» **TO DO**
Look through the lines below and extract each one that contains "Index".

--

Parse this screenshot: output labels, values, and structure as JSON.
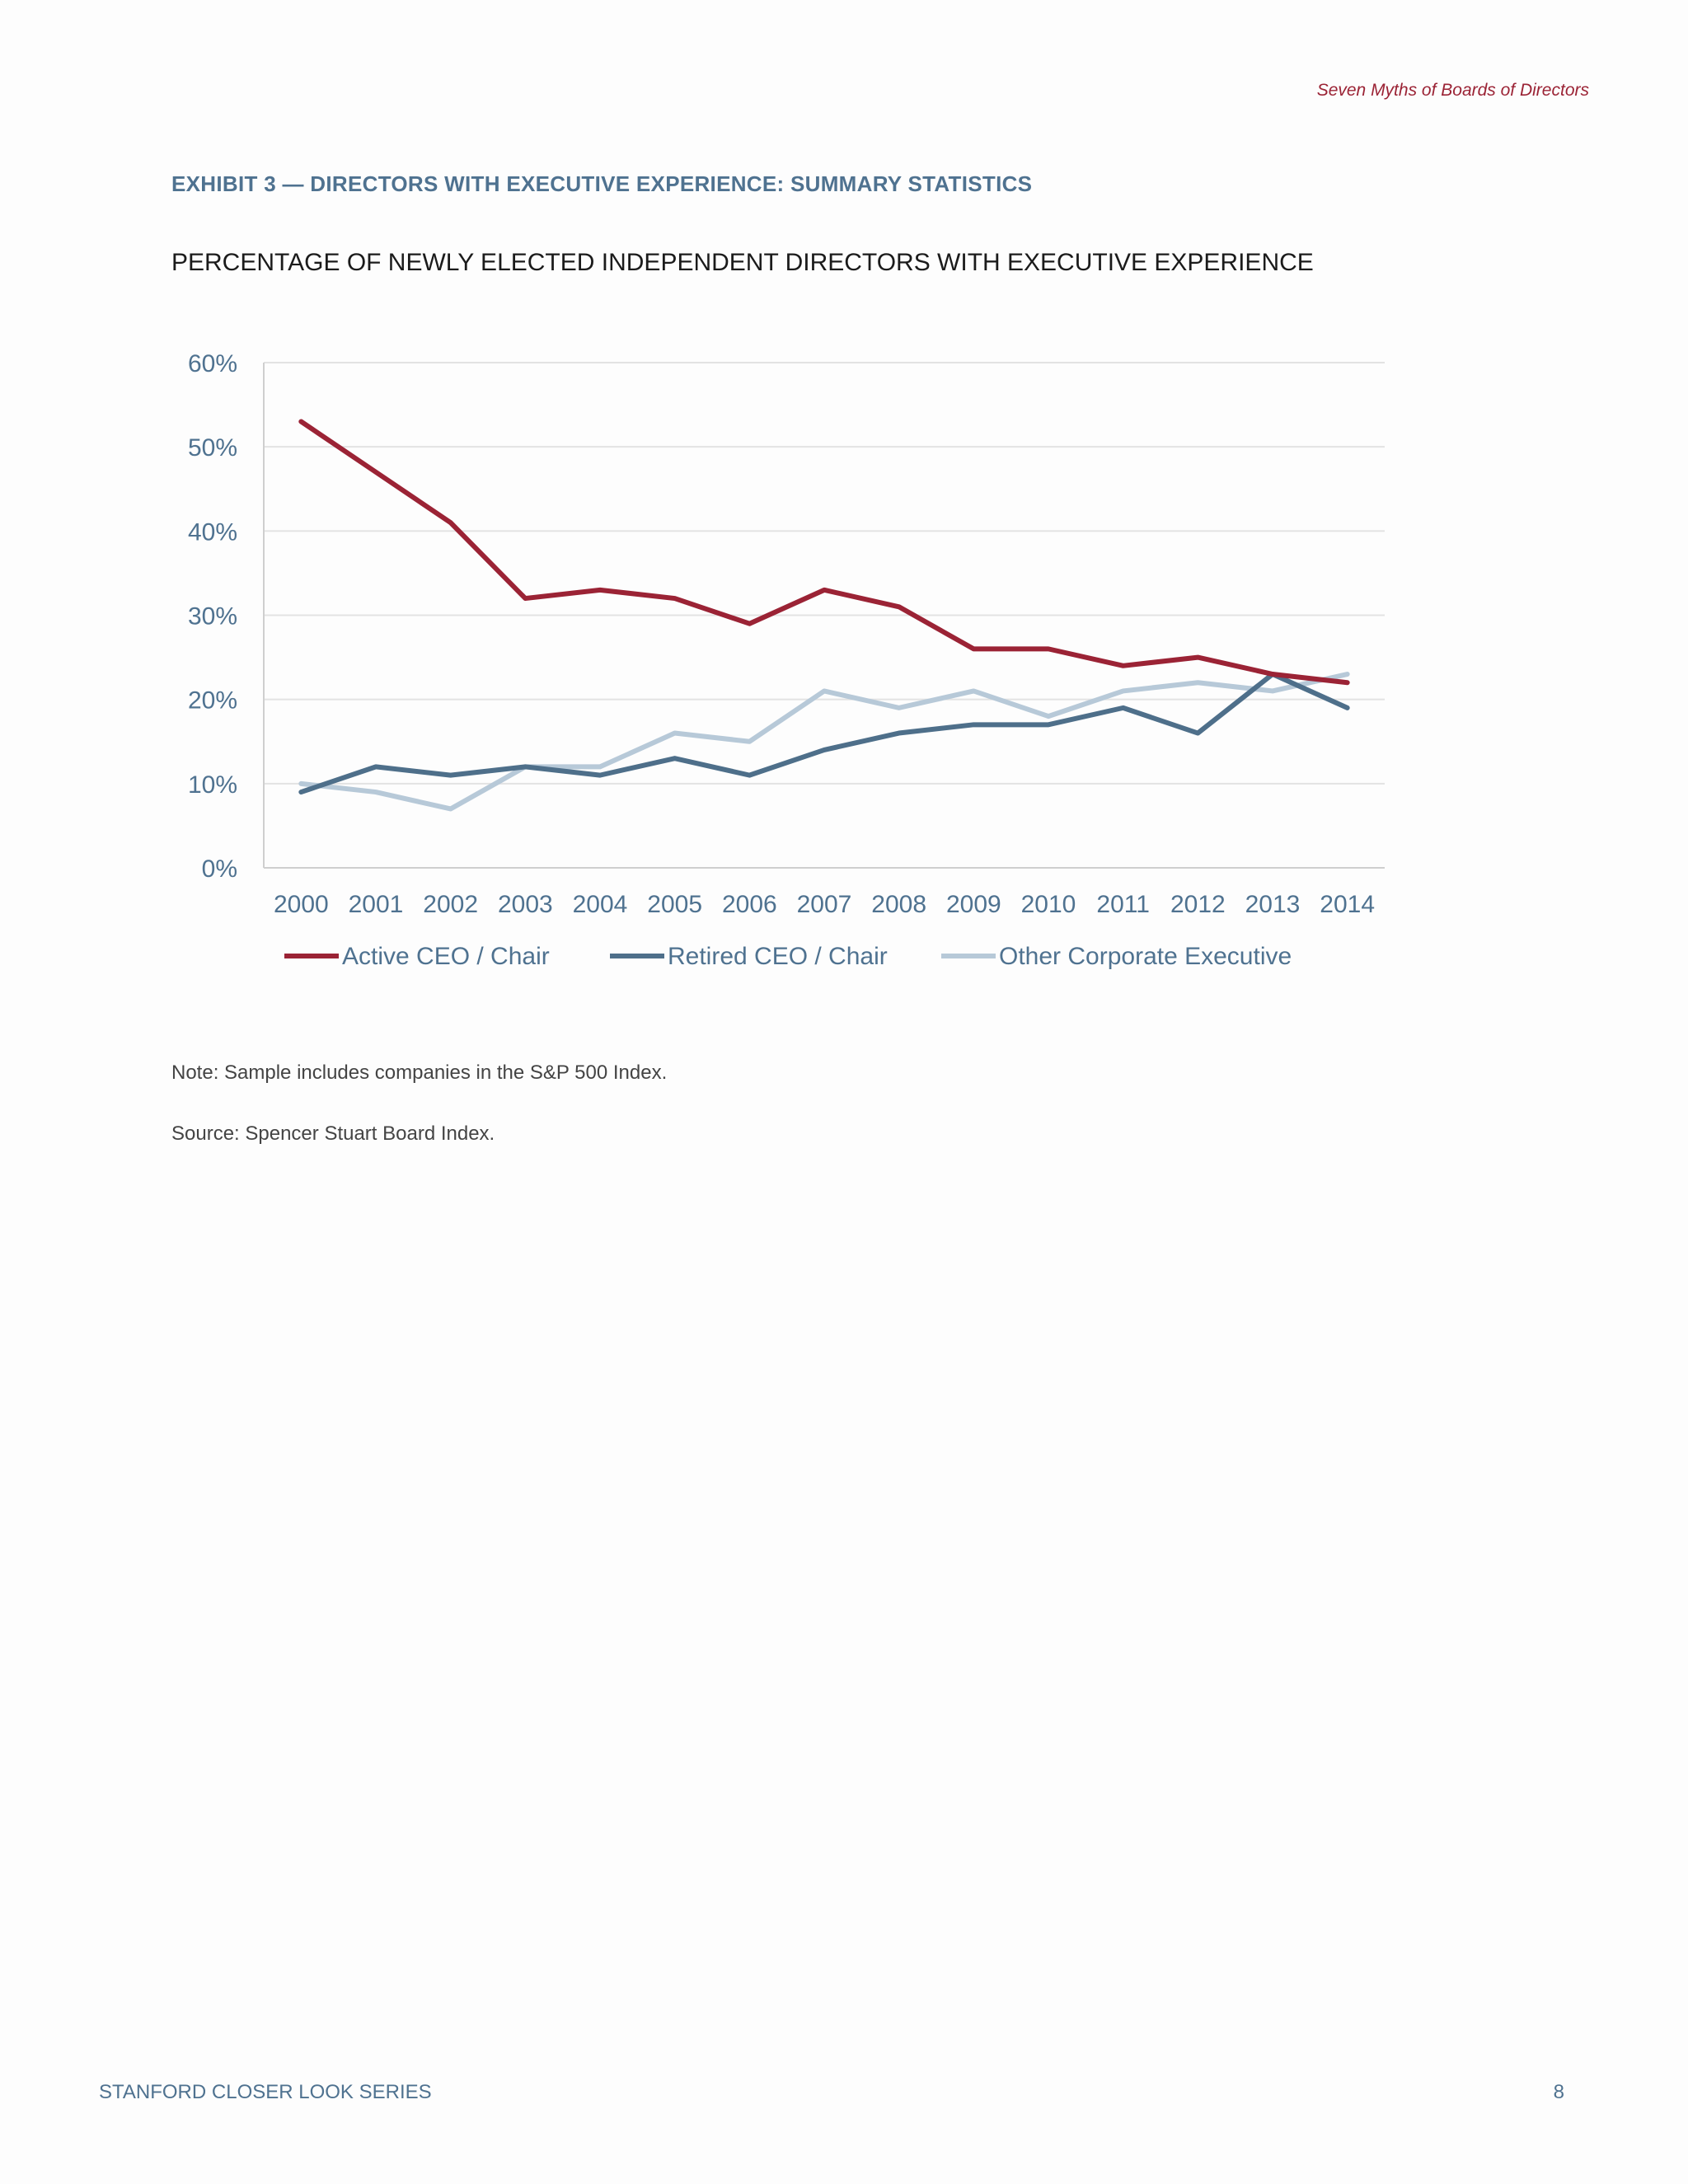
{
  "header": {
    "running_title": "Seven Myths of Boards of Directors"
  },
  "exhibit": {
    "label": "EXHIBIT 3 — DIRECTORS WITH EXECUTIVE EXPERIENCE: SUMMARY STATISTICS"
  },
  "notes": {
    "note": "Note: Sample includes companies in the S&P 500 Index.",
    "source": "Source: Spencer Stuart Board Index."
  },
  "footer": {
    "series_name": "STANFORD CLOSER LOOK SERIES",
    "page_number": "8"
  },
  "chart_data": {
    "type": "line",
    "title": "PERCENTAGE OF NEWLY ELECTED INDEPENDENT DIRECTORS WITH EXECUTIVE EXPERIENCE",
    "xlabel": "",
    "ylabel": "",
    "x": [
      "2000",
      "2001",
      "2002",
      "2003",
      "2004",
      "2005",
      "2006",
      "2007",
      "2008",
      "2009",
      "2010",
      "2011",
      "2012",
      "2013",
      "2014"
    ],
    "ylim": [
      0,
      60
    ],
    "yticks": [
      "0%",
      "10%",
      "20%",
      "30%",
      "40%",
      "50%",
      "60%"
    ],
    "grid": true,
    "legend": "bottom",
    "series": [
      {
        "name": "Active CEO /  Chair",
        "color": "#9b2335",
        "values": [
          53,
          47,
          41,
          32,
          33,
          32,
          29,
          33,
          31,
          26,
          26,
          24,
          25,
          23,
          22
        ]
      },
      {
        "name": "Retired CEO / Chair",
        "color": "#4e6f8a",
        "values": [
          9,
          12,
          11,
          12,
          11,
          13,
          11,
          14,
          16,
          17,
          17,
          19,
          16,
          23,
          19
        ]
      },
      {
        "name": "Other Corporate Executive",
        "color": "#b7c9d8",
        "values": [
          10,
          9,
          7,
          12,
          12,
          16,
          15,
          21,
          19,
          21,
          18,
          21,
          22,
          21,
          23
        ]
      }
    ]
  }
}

--

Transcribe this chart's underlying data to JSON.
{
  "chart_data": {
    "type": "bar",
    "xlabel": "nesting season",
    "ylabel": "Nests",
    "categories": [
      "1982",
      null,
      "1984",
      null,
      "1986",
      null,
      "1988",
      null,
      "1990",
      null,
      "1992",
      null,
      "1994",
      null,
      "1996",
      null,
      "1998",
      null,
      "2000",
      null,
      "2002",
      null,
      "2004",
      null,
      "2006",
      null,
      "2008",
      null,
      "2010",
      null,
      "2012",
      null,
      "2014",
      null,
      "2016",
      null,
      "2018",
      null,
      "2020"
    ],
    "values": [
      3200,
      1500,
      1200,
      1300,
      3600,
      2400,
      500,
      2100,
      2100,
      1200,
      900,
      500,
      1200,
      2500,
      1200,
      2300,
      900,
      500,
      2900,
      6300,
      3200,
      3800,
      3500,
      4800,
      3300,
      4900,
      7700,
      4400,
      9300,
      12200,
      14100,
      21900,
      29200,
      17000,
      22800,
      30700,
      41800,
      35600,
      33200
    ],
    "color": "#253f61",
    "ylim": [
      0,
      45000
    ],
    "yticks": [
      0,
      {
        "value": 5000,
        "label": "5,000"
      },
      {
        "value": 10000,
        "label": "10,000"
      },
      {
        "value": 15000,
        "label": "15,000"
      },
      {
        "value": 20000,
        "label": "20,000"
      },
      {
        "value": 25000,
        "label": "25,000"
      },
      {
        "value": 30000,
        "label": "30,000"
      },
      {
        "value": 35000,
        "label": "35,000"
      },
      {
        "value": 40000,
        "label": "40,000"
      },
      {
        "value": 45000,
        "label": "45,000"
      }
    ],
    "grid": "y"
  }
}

--

» **WRITTEN ANSWER**
    "note": "Note: Sample includes companies in the S&P 500 Index.",
    "source": "Source: Spencer Stuart Board Index."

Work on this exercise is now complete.